-- The exercise --
Copy down all of the data underneath, exactly as shown.

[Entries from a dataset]
━━━━━━━━━━━━━━━━

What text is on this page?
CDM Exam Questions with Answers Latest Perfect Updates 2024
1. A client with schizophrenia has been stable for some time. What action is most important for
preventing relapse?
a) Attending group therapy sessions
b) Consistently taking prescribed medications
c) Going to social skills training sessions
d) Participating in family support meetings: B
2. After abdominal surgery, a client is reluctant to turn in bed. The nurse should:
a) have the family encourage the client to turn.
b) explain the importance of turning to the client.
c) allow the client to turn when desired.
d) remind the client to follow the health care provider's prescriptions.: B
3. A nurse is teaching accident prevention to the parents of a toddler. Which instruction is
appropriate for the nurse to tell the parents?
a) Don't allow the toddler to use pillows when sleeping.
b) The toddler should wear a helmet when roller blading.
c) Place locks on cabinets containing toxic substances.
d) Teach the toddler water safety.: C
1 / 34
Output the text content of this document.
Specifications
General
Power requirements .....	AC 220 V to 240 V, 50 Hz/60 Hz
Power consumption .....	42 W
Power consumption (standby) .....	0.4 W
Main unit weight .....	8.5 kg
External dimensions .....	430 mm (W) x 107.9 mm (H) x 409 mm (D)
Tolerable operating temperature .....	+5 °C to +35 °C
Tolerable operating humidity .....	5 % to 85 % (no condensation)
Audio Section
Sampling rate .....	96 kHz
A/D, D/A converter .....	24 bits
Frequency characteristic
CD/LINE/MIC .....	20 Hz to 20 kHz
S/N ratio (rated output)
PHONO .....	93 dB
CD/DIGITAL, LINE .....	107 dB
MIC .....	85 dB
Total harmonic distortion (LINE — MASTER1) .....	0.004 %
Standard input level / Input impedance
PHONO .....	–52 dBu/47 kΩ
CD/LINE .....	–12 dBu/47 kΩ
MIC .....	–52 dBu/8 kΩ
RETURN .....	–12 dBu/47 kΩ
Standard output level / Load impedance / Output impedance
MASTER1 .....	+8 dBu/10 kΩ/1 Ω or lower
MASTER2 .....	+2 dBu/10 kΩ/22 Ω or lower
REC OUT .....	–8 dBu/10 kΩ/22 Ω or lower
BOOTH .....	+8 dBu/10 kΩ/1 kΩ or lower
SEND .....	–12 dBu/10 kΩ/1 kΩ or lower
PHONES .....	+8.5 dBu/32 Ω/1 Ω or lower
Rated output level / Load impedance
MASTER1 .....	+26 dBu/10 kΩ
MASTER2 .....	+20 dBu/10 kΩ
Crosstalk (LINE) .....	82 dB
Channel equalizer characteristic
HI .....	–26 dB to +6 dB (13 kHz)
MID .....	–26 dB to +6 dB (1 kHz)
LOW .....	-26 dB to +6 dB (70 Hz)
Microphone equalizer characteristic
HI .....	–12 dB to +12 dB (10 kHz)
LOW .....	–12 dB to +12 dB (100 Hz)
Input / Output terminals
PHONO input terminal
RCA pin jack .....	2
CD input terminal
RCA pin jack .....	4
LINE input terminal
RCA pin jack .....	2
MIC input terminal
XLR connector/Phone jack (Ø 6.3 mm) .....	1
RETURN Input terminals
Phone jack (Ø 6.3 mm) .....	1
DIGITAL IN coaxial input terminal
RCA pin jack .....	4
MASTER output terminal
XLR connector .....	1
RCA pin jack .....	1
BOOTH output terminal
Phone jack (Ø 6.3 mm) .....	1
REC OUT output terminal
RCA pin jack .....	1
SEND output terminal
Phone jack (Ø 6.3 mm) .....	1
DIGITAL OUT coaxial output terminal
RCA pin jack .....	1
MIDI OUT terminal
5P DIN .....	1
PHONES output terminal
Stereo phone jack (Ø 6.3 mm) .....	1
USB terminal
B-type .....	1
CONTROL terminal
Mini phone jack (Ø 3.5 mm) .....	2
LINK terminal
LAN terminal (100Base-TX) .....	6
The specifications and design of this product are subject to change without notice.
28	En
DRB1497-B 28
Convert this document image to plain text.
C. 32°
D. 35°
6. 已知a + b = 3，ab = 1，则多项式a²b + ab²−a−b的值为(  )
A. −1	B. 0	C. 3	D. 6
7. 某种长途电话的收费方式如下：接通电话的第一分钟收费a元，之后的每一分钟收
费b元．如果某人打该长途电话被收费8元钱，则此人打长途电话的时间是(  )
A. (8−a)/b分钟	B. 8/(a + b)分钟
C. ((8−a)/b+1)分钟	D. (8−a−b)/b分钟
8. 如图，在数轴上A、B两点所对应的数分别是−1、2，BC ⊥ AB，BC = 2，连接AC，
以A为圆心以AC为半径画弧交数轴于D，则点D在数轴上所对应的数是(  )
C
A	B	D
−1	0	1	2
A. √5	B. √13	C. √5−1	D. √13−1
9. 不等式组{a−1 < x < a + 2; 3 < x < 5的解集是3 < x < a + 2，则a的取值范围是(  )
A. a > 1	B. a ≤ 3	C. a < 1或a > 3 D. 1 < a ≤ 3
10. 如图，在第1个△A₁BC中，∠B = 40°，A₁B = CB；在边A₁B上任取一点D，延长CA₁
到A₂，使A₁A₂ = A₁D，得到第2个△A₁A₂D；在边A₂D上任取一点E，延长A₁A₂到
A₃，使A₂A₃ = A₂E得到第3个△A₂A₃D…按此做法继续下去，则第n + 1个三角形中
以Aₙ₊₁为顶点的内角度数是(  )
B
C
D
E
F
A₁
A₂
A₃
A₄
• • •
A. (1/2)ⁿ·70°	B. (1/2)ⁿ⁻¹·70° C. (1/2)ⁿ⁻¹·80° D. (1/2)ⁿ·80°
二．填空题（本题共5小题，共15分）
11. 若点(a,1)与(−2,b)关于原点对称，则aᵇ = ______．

━━━━━━━━━━━━━━━━

-- Result of the exercise --
What text is on this page?
CDM Exam Questions with Answers Latest Perfect Updates 2024
1. A client with schizophrenia has been stable for some time. What action is most important for
preventing relapse?
a) Attending group therapy sessions
b) Consistently taking prescribed medications
c) Going to social skills training sessions
d) Participating in family support meetings: B
2. After abdominal surgery, a client is reluctant to turn in bed. The nurse should:
a) have the family encourage the client to turn.
b) explain the importance of turning to the client.
c) allow the client to turn when desired.
d) remind the client to follow the health care provider's prescriptions.: B
3. A nurse is teaching accident prevention to the parents of a toddler. Which instruction is
appropriate for the nurse to tell the parents?
a) Don't allow the toddler to use pillows when sleeping.
b) The toddler should wear a helmet when roller blading.
c) Place locks on cabinets containing toxic substances.
d) Teach the toddler water safety.: C
1 / 34
Output the text content of this document.
Specifications
General
Power requirements .....	AC 220 V to 240 V, 50 Hz/60 Hz
Power consumption .....	42 W
Power consumption (standby) .....	0.4 W
Main unit weight .....	8.5 kg
External dimensions .....	430 mm (W) x 107.9 mm (H) x 409 mm (D)
Tolerable operating temperature .....	+5 °C to +35 °C
Tolerable operating humidity .....	5 % to 85 % (no condensation)
Audio Section
Sampling rate .....	96 kHz
A/D, D/A converter .....	24 bits
Frequency characteristic
CD/LINE/MIC .....	20 Hz to 20 kHz
S/N ratio (rated output)
PHONO .....	93 dB
CD/DIGITAL, LINE .....	107 dB
MIC .....	85 dB
Total harmonic distortion (LINE — MASTER1) .....	0.004 %
Standard input level / Input impedance
PHONO .....	–52 dBu/47 kΩ
CD/LINE .....	–12 dBu/47 kΩ
MIC .....	–52 dBu/8 kΩ
RETURN .....	–12 dBu/47 kΩ
Standard output level / Load impedance / Output impedance
MASTER1 .....	+8 dBu/10 kΩ/1 Ω or lower
MASTER2 .....	+2 dBu/10 kΩ/22 Ω or lower
REC OUT .....	–8 dBu/10 kΩ/22 Ω or lower
BOOTH .....	+8 dBu/10 kΩ/1 kΩ or lower
SEND .....	–12 dBu/10 kΩ/1 kΩ or lower
PHONES .....	+8.5 dBu/32 Ω/1 Ω or lower
Rated output level / Load impedance
MASTER1 .....	+26 dBu/10 kΩ
MASTER2 .....	+20 dBu/10 kΩ
Crosstalk (LINE) .....	82 dB
Channel equalizer characteristic
HI .....	–26 dB to +6 dB (13 kHz)
MID .....	–26 dB to +6 dB (1 kHz)
LOW .....	-26 dB to +6 dB (70 Hz)
Microphone equalizer characteristic
HI .....	–12 dB to +12 dB (10 kHz)
LOW .....	–12 dB to +12 dB (100 Hz)
Input / Output terminals
PHONO input terminal
RCA pin jack .....	2
CD input terminal
RCA pin jack .....	4
LINE input terminal
RCA pin jack .....	2
MIC input terminal
XLR connector/Phone jack (Ø 6.3 mm) .....	1
RETURN Input terminals
Phone jack (Ø 6.3 mm) .....	1
DIGITAL IN coaxial input terminal
RCA pin jack .....	4
MASTER output terminal
XLR connector .....	1
RCA pin jack .....	1
BOOTH output terminal
Phone jack (Ø 6.3 mm) .....	1
REC OUT output terminal
RCA pin jack .....	1
SEND output terminal
Phone jack (Ø 6.3 mm) .....	1
DIGITAL OUT coaxial output terminal
RCA pin jack .....	1
MIDI OUT terminal
5P DIN .....	1
PHONES output terminal
Stereo phone jack (Ø 6.3 mm) .....	1
USB terminal
B-type .....	1
CONTROL terminal
Mini phone jack (Ø 3.5 mm) .....	2
LINK terminal
LAN terminal (100Base-TX) .....	6
The specifications and design of this product are subject to change without notice.
28	En
DRB1497-B 28
Convert this document image to plain text.
C. 32°
D. 35°
6. 已知a + b = 3，ab = 1，则多项式a²b + ab²−a−b的值为(  )
A. −1	B. 0	C. 3	D. 6
7. 某种长途电话的收费方式如下：接通电话的第一分钟收费a元，之后的每一分钟收
费b元．如果某人打该长途电话被收费8元钱，则此人打长途电话的时间是(  )
A. (8−a)/b分钟	B. 8/(a + b)分钟
C. ((8−a)/b+1)分钟	D. (8−a−b)/b分钟
8. 如图，在数轴上A、B两点所对应的数分别是−1、2，BC ⊥ AB，BC = 2，连接AC，
以A为圆心以AC为半径画弧交数轴于D，则点D在数轴上所对应的数是(  )
C
A	B	D
−1	0	1	2
A. √5	B. √13	C. √5−1	D. √13−1
9. 不等式组{a−1 < x < a + 2; 3 < x < 5的解集是3 < x < a + 2，则a的取值范围是(  )
A. a > 1	B. a ≤ 3	C. a < 1或a > 3 D. 1 < a ≤ 3
10. 如图，在第1个△A₁BC中，∠B = 40°，A₁B = CB；在边A₁B上任取一点D，延长CA₁
到A₂，使A₁A₂ = A₁D，得到第2个△A₁A₂D；在边A₂D上任取一点E，延长A₁A₂到
A₃，使A₂A₃ = A₂E得到第3个△A₂A₃D…按此做法继续下去，则第n + 1个三角形中
以Aₙ₊₁为顶点的内角度数是(  )
B
C
D
E
F
A₁
A₂
A₃
A₄
• • •
A. (1/2)ⁿ·70°	B. (1/2)ⁿ⁻¹·70° C. (1/2)ⁿ⁻¹·80° D. (1/2)ⁿ·80°
二．填空题（本题共5小题，共15分）
11. 若点(a,1)与(−2,b)关于原点对称，则aᵇ = ______．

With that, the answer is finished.